Excerpts from a figure dataset:
╭──

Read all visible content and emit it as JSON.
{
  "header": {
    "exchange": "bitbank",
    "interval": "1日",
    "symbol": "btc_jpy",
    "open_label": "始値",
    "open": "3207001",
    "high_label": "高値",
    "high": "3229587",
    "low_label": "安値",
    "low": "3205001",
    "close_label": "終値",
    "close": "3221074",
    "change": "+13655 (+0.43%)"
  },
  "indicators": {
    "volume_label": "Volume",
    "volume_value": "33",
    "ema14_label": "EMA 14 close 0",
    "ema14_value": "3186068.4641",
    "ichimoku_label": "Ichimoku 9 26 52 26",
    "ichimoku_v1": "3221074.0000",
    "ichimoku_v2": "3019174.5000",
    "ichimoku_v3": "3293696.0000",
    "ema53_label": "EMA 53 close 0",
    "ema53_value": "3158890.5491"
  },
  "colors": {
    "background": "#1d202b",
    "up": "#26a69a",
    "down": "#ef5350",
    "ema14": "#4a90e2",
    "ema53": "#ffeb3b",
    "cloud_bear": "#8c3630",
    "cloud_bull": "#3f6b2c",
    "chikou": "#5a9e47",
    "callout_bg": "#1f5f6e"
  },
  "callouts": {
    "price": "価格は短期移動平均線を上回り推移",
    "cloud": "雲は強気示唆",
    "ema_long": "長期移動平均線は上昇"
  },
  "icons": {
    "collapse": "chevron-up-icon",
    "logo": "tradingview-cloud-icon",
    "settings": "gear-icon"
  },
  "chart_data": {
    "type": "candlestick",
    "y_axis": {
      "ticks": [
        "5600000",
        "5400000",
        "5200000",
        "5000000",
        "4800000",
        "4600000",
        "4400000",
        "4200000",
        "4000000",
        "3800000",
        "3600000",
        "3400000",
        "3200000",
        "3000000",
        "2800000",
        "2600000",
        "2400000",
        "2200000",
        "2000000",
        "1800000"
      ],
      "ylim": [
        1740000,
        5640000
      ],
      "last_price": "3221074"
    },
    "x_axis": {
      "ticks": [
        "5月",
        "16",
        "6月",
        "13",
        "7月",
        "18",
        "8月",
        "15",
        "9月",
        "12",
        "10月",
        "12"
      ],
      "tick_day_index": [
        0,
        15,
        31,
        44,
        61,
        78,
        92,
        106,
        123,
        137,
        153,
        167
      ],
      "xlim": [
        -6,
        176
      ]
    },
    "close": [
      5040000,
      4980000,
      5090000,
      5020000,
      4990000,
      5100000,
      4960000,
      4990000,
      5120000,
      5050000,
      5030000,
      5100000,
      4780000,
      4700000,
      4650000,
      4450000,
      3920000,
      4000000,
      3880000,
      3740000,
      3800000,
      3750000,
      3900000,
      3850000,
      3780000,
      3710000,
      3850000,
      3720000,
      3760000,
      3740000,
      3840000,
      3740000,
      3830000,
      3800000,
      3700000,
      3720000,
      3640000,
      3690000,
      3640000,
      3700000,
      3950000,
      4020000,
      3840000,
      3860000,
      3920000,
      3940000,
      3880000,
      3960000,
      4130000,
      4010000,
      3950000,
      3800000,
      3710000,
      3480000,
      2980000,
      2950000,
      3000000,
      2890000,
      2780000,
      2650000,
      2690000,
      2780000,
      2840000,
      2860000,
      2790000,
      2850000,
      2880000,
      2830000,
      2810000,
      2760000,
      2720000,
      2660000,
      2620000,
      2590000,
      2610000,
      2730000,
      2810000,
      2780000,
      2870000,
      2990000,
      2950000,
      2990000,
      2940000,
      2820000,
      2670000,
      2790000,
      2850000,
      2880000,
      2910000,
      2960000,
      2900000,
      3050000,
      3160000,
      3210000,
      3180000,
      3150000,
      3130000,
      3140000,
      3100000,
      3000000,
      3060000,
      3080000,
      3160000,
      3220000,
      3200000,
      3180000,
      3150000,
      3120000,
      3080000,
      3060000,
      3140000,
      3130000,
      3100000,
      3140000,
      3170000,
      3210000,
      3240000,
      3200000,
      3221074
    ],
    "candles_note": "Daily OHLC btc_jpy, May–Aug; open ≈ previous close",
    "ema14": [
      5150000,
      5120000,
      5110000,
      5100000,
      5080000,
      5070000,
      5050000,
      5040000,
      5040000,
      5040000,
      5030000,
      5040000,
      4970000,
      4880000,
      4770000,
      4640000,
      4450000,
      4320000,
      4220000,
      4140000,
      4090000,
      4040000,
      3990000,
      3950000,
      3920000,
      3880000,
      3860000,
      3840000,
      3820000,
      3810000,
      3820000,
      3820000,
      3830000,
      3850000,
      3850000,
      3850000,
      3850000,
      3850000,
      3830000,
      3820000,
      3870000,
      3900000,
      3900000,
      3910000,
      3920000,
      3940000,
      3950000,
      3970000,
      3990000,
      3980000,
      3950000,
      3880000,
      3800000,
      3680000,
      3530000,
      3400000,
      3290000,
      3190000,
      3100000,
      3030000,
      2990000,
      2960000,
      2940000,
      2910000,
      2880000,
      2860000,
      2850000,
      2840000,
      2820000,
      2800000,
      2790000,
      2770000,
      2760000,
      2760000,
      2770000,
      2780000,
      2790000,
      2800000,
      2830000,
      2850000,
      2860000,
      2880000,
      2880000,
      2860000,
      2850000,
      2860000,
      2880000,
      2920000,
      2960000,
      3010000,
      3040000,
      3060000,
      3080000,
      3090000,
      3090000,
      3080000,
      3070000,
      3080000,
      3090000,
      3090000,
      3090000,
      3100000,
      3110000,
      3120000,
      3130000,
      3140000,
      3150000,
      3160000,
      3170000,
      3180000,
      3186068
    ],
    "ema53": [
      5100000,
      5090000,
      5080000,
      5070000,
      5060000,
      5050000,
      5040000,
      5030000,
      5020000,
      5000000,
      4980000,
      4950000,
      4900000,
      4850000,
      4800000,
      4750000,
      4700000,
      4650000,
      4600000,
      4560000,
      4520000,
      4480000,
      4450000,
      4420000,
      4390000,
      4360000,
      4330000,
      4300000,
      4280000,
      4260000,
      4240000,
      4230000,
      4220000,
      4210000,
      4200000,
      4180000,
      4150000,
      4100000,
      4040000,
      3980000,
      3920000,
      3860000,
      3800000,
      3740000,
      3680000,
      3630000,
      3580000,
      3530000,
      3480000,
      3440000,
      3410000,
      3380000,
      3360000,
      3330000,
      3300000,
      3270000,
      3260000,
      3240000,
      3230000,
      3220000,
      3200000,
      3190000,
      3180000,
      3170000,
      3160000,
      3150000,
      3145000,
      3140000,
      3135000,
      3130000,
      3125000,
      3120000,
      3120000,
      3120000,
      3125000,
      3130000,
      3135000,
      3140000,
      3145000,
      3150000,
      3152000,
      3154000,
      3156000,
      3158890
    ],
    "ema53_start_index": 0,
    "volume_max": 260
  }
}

╰──

### PROBLEM DESCRIPTION:
Every record should be repeated exactly; please leave none out.

### RESULT OF THE TASK:
Read all visible content and emit it as JSON.
{
  "header": {
    "exchange": "bitbank",
    "interval": "1日",
    "symbol": "btc_jpy",
    "open_label": "始値",
    "open": "3207001",
    "high_label": "高値",
    "high": "3229587",
    "low_label": "安値",
    "low": "3205001",
    "close_label": "終値",
    "close": "3221074",
    "change": "+13655 (+0.43%)"
  },
  "indicators": {
    "volume_label": "Volume",
    "volume_value": "33",
    "ema14_label": "EMA 14 close 0",
    "ema14_value": "3186068.4641",
    "ichimoku_label": "Ichimoku 9 26 52 26",
    "ichimoku_v1": "3221074.0000",
    "ichimoku_v2": "3019174.5000",
    "ichimoku_v3": "3293696.0000",
    "ema53_label": "EMA 53 close 0",
    "ema53_value": "3158890.5491"
  },
  "colors": {
    "background": "#1d202b",
    "up": "#26a69a",
    "down": "#ef5350",
    "ema14": "#4a90e2",
    "ema53": "#ffeb3b",
    "cloud_bear": "#8c3630",
    "cloud_bull": "#3f6b2c",
    "chikou": "#5a9e47",
    "callout_bg": "#1f5f6e"
  },
  "callouts": {
    "price": "価格は短期移動平均線を上回り推移",
    "cloud": "雲は強気示唆",
    "ema_long": "長期移動平均線は上昇"
  },
  "icons": {
    "collapse": "chevron-up-icon",
    "logo": "tradingview-cloud-icon",
    "settings": "gear-icon"
  },
  "chart_data": {
    "type": "candlestick",
    "y_axis": {
      "ticks": [
        "5600000",
        "5400000",
        "5200000",
        "5000000",
        "4800000",
        "4600000",
        "4400000",
        "4200000",
        "4000000",
        "3800000",
        "3600000",
        "3400000",
        "3200000",
        "3000000",
        "2800000",
        "2600000",
        "2400000",
        "2200000",
        "2000000",
        "1800000"
      ],
      "ylim": [
        1740000,
        5640000
      ],
      "last_price": "3221074"
    },
    "x_axis": {
      "ticks": [
        "5月",
        "16",
        "6月",
        "13",
        "7月",
        "18",
        "8月",
        "15",
        "9月",
        "12",
        "10月",
        "12"
      ],
      "tick_day_index": [
        0,
        15,
        31,
        44,
        61,
        78,
        92,
        106,
        123,
        137,
        153,
        167
      ],
      "xlim": [
        -6,
        176
      ]
    },
    "close": [
      5040000,
      4980000,
      5090000,
      5020000,
      4990000,
      5100000,
      4960000,
      4990000,
      5120000,
      5050000,
      5030000,
      5100000,
      4780000,
      4700000,
      4650000,
      4450000,
      3920000,
      4000000,
      3880000,
      3740000,
      3800000,
      3750000,
      3900000,
      3850000,
      3780000,
      3710000,
      3850000,
      3720000,
      3760000,
      3740000,
      3840000,
      3740000,
      3830000,
      3800000,
      3700000,
      3720000,
      3640000,
      3690000,
      3640000,
      3700000,
      3950000,
      4020000,
      3840000,
      3860000,
      3920000,
      3940000,
      3880000,
      3960000,
      4130000,
      4010000,
      3950000,
      3800000,
      3710000,
      3480000,
      2980000,
      2950000,
      3000000,
      2890000,
      2780000,
      2650000,
      2690000,
      2780000,
      2840000,
      2860000,
      2790000,
      2850000,
      2880000,
      2830000,
      2810000,
      2760000,
      2720000,
      2660000,
      2620000,
      2590000,
      2610000,
      2730000,
      2810000,
      2780000,
      2870000,
      2990000,
      2950000,
      2990000,
      2940000,
      2820000,
      2670000,
      2790000,
      2850000,
      2880000,
      2910000,
      2960000,
      2900000,
      3050000,
      3160000,
      3210000,
      3180000,
      3150000,
      3130000,
      3140000,
      3100000,
      3000000,
      3060000,
      3080000,
      3160000,
      3220000,
      3200000,
      3180000,
      3150000,
      3120000,
      3080000,
      3060000,
      3140000,
      3130000,
      3100000,
      3140000,
      3170000,
      3210000,
      3240000,
      3200000,
      3221074
    ],
    "candles_note": "Daily OHLC btc_jpy, May–Aug; open ≈ previous close",
    "ema14": [
      5150000,
      5120000,
      5110000,
      5100000,
      5080000,
      5070000,
      5050000,
      5040000,
      5040000,
      5040000,
      5030000,
      5040000,
      4970000,
      4880000,
      4770000,
      4640000,
      4450000,
      4320000,
      4220000,
      4140000,
      4090000,
      4040000,
      3990000,
      3950000,
      3920000,
      3880000,
      3860000,
      3840000,
      3820000,
      3810000,
      3820000,
      3820000,
      3830000,
      3850000,
      3850000,
      3850000,
      3850000,
      3850000,
      3830000,
      3820000,
      3870000,
      3900000,
      3900000,
      3910000,
      3920000,
      3940000,
      3950000,
      3970000,
      3990000,
      3980000,
      3950000,
      3880000,
      3800000,
      3680000,
      3530000,
      3400000,
      3290000,
      3190000,
      3100000,
      3030000,
      2990000,
      2960000,
      2940000,
      2910000,
      2880000,
      2860000,
      2850000,
      2840000,
      2820000,
      2800000,
      2790000,
      2770000,
      2760000,
      2760000,
      2770000,
      2780000,
      2790000,
      2800000,
      2830000,
      2850000,
      2860000,
      2880000,
      2880000,
      2860000,
      2850000,
      2860000,
      2880000,
      2920000,
      2960000,
      3010000,
      3040000,
      3060000,
      3080000,
      3090000,
      3090000,
      3080000,
      3070000,
      3080000,
      3090000,
      3090000,
      3090000,
      3100000,
      3110000,
      3120000,
      3130000,
      3140000,
      3150000,
      3160000,
      3170000,
      3180000,
      3186068
    ],
    "ema53": [
      5100000,
      5090000,
      5080000,
      5070000,
      5060000,
      5050000,
      5040000,
      5030000,
      5020000,
      5000000,
      4980000,
      4950000,
      4900000,
      4850000,
      4800000,
      4750000,
      4700000,
      4650000,
      4600000,
      4560000,
      4520000,
      4480000,
      4450000,
      4420000,
      4390000,
      4360000,
      4330000,
      4300000,
      4280000,
      4260000,
      4240000,
      4230000,
      4220000,
      4210000,
      4200000,
      4180000,
      4150000,
      4100000,
      4040000,
      3980000,
      3920000,
      3860000,
      3800000,
      3740000,
      3680000,
      3630000,
      3580000,
      3530000,
      3480000,
      3440000,
      3410000,
      3380000,
      3360000,
      3330000,
      3300000,
      3270000,
      3260000,
      3240000,
      3230000,
      3220000,
      3200000,
      3190000,
      3180000,
      3170000,
      3160000,
      3150000,
      3145000,
      3140000,
      3135000,
      3130000,
      3125000,
      3120000,
      3120000,
      3120000,
      3125000,
      3130000,
      3135000,
      3140000,
      3145000,
      3150000,
      3152000,
      3154000,
      3156000,
      3158890
    ],
    "ema53_start_index": 0,
    "volume_max": 260
  }
}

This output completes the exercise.